:: Working data

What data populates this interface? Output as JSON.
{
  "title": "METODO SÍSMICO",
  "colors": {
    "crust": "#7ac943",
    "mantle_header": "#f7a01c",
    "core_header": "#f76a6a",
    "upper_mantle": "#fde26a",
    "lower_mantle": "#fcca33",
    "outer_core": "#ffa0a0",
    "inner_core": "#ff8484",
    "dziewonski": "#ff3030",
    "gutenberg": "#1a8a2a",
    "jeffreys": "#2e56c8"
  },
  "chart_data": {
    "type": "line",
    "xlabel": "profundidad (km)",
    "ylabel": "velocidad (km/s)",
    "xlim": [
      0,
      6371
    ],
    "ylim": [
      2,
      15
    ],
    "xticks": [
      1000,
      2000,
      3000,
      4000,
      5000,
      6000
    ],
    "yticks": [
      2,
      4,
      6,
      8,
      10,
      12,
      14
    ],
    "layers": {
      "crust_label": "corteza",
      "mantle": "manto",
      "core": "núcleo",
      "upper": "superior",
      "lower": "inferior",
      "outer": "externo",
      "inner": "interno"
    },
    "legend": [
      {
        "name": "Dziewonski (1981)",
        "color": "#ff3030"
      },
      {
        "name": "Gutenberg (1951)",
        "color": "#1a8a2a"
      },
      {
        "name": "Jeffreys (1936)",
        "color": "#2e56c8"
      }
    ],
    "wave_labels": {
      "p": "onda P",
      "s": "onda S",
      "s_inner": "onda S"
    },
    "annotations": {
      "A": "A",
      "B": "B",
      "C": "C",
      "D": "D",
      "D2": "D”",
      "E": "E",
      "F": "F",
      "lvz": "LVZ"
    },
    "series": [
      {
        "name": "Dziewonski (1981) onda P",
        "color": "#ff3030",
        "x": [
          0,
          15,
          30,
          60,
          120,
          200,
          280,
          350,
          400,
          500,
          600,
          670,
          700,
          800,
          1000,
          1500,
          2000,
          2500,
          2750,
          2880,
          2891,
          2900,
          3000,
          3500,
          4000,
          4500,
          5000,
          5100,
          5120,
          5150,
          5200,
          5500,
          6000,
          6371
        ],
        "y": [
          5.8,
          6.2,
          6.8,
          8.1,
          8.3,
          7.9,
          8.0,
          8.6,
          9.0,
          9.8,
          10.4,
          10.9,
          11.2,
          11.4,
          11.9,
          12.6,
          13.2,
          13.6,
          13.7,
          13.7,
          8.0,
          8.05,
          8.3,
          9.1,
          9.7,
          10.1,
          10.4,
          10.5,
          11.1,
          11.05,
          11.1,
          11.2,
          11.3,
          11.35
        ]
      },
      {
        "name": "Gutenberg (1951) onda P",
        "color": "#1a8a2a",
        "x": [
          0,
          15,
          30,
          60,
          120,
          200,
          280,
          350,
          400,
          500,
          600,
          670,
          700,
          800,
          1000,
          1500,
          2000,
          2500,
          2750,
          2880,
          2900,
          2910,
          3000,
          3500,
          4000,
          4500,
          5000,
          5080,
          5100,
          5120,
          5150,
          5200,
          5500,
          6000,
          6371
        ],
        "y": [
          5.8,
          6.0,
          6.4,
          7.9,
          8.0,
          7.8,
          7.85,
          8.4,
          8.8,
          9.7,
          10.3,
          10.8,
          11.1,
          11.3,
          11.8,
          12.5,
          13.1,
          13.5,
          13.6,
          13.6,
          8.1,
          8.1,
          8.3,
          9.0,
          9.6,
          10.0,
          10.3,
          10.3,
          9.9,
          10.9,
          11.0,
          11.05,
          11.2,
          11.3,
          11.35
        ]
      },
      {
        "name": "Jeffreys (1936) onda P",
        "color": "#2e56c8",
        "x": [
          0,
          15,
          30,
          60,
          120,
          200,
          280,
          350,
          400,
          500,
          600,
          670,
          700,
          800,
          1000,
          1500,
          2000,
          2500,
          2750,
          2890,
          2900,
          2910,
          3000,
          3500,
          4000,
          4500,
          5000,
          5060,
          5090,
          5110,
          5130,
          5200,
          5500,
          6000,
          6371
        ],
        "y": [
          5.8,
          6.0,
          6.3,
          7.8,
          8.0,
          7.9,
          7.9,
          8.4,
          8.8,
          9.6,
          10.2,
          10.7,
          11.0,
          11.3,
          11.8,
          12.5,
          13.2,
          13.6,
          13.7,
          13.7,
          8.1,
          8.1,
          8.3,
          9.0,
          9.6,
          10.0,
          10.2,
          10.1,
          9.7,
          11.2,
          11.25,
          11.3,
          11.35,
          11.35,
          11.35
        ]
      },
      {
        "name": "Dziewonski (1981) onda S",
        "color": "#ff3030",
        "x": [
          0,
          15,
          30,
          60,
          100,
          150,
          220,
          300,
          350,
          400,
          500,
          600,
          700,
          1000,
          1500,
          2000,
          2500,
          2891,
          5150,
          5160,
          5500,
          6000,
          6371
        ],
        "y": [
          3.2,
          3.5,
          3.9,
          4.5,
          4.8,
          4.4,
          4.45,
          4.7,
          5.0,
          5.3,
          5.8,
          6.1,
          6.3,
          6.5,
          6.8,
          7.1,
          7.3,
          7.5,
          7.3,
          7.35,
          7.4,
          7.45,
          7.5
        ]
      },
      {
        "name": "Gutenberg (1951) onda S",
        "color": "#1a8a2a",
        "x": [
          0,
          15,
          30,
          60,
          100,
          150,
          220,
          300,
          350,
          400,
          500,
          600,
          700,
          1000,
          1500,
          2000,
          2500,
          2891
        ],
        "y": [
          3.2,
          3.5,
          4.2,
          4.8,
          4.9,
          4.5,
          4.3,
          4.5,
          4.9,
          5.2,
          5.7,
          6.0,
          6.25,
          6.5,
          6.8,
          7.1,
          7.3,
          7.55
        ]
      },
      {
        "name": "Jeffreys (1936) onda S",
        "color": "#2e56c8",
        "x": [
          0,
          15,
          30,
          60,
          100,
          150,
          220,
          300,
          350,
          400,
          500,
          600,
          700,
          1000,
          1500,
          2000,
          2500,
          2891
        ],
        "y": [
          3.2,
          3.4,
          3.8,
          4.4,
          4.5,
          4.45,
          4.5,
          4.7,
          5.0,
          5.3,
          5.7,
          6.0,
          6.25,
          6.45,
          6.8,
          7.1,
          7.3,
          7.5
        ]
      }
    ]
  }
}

::::

### Task to carry out
Print the records above exactly as they appear.

### Result for this exercise
What data populates this interface? Output as JSON.
{
  "title": "METODO SÍSMICO",
  "colors": {
    "crust": "#7ac943",
    "mantle_header": "#f7a01c",
    "core_header": "#f76a6a",
    "upper_mantle": "#fde26a",
    "lower_mantle": "#fcca33",
    "outer_core": "#ffa0a0",
    "inner_core": "#ff8484",
    "dziewonski": "#ff3030",
    "gutenberg": "#1a8a2a",
    "jeffreys": "#2e56c8"
  },
  "chart_data": {
    "type": "line",
    "xlabel": "profundidad (km)",
    "ylabel": "velocidad (km/s)",
    "xlim": [
      0,
      6371
    ],
    "ylim": [
      2,
      15
    ],
    "xticks": [
      1000,
      2000,
      3000,
      4000,
      5000,
      6000
    ],
    "yticks": [
      2,
      4,
      6,
      8,
      10,
      12,
      14
    ],
    "layers": {
      "crust_label": "corteza",
      "mantle": "manto",
      "core": "núcleo",
      "upper": "superior",
      "lower": "inferior",
      "outer": "externo",
      "inner": "interno"
    },
    "legend": [
      {
        "name": "Dziewonski (1981)",
        "color": "#ff3030"
      },
      {
        "name": "Gutenberg (1951)",
        "color": "#1a8a2a"
      },
      {
        "name": "Jeffreys (1936)",
        "color": "#2e56c8"
      }
    ],
    "wave_labels": {
      "p": "onda P",
      "s": "onda S",
      "s_inner": "onda S"
    },
    "annotations": {
      "A": "A",
      "B": "B",
      "C": "C",
      "D": "D",
      "D2": "D”",
      "E": "E",
      "F": "F",
      "lvz": "LVZ"
    },
    "series": [
      {
        "name": "Dziewonski (1981) onda P",
        "color": "#ff3030",
        "x": [
          0,
          15,
          30,
          60,
          120,
          200,
          280,
          350,
          400,
          500,
          600,
          670,
          700,
          800,
          1000,
          1500,
          2000,
          2500,
          2750,
          2880,
          2891,
          2900,
          3000,
          3500,
          4000,
          4500,
          5000,
          5100,
          5120,
          5150,
          5200,
          5500,
          6000,
          6371
        ],
        "y": [
          5.8,
          6.2,
          6.8,
          8.1,
          8.3,
          7.9,
          8.0,
          8.6,
          9.0,
          9.8,
          10.4,
          10.9,
          11.2,
          11.4,
          11.9,
          12.6,
          13.2,
          13.6,
          13.7,
          13.7,
          8.0,
          8.05,
          8.3,
          9.1,
          9.7,
          10.1,
          10.4,
          10.5,
          11.1,
          11.05,
          11.1,
          11.2,
          11.3,
          11.35
        ]
      },
      {
        "name": "Gutenberg (1951) onda P",
        "color": "#1a8a2a",
        "x": [
          0,
          15,
          30,
          60,
          120,
          200,
          280,
          350,
          400,
          500,
          600,
          670,
          700,
          800,
          1000,
          1500,
          2000,
          2500,
          2750,
          2880,
          2900,
          2910,
          3000,
          3500,
          4000,
          4500,
          5000,
          5080,
          5100,
          5120,
          5150,
          5200,
          5500,
          6000,
          6371
        ],
        "y": [
          5.8,
          6.0,
          6.4,
          7.9,
          8.0,
          7.8,
          7.85,
          8.4,
          8.8,
          9.7,
          10.3,
          10.8,
          11.1,
          11.3,
          11.8,
          12.5,
          13.1,
          13.5,
          13.6,
          13.6,
          8.1,
          8.1,
          8.3,
          9.0,
          9.6,
          10.0,
          10.3,
          10.3,
          9.9,
          10.9,
          11.0,
          11.05,
          11.2,
          11.3,
          11.35
        ]
      },
      {
        "name": "Jeffreys (1936) onda P",
        "color": "#2e56c8",
        "x": [
          0,
          15,
          30,
          60,
          120,
          200,
          280,
          350,
          400,
          500,
          600,
          670,
          700,
          800,
          1000,
          1500,
          2000,
          2500,
          2750,
          2890,
          2900,
          2910,
          3000,
          3500,
          4000,
          4500,
          5000,
          5060,
          5090,
          5110,
          5130,
          5200,
          5500,
          6000,
          6371
        ],
        "y": [
          5.8,
          6.0,
          6.3,
          7.8,
          8.0,
          7.9,
          7.9,
          8.4,
          8.8,
          9.6,
          10.2,
          10.7,
          11.0,
          11.3,
          11.8,
          12.5,
          13.2,
          13.6,
          13.7,
          13.7,
          8.1,
          8.1,
          8.3,
          9.0,
          9.6,
          10.0,
          10.2,
          10.1,
          9.7,
          11.2,
          11.25,
          11.3,
          11.35,
          11.35,
          11.35
        ]
      },
      {
        "name": "Dziewonski (1981) onda S",
        "color": "#ff3030",
        "x": [
          0,
          15,
          30,
          60,
          100,
          150,
          220,
          300,
          350,
          400,
          500,
          600,
          700,
          1000,
          1500,
          2000,
          2500,
          2891,
          5150,
          5160,
          5500,
          6000,
          6371
        ],
        "y": [
          3.2,
          3.5,
          3.9,
          4.5,
          4.8,
          4.4,
          4.45,
          4.7,
          5.0,
          5.3,
          5.8,
          6.1,
          6.3,
          6.5,
          6.8,
          7.1,
          7.3,
          7.5,
          7.3,
          7.35,
          7.4,
          7.45,
          7.5
        ]
      },
      {
        "name": "Gutenberg (1951) onda S",
        "color": "#1a8a2a",
        "x": [
          0,
          15,
          30,
          60,
          100,
          150,
          220,
          300,
          350,
          400,
          500,
          600,
          700,
          1000,
          1500,
          2000,
          2500,
          2891
        ],
        "y": [
          3.2,
          3.5,
          4.2,
          4.8,
          4.9,
          4.5,
          4.3,
          4.5,
          4.9,
          5.2,
          5.7,
          6.0,
          6.25,
          6.5,
          6.8,
          7.1,
          7.3,
          7.55
        ]
      },
      {
        "name": "Jeffreys (1936) onda S",
        "color": "#2e56c8",
        "x": [
          0,
          15,
          30,
          60,
          100,
          150,
          220,
          300,
          350,
          400,
          500,
          600,
          700,
          1000,
          1500,
          2000,
          2500,
          2891
        ],
        "y": [
          3.2,
          3.4,
          3.8,
          4.4,
          4.5,
          4.45,
          4.5,
          4.7,
          5.0,
          5.3,
          5.7,
          6.0,
          6.25,
          6.45,
          6.8,
          7.1,
          7.3,
          7.5
        ]
      }
    ]
  }
}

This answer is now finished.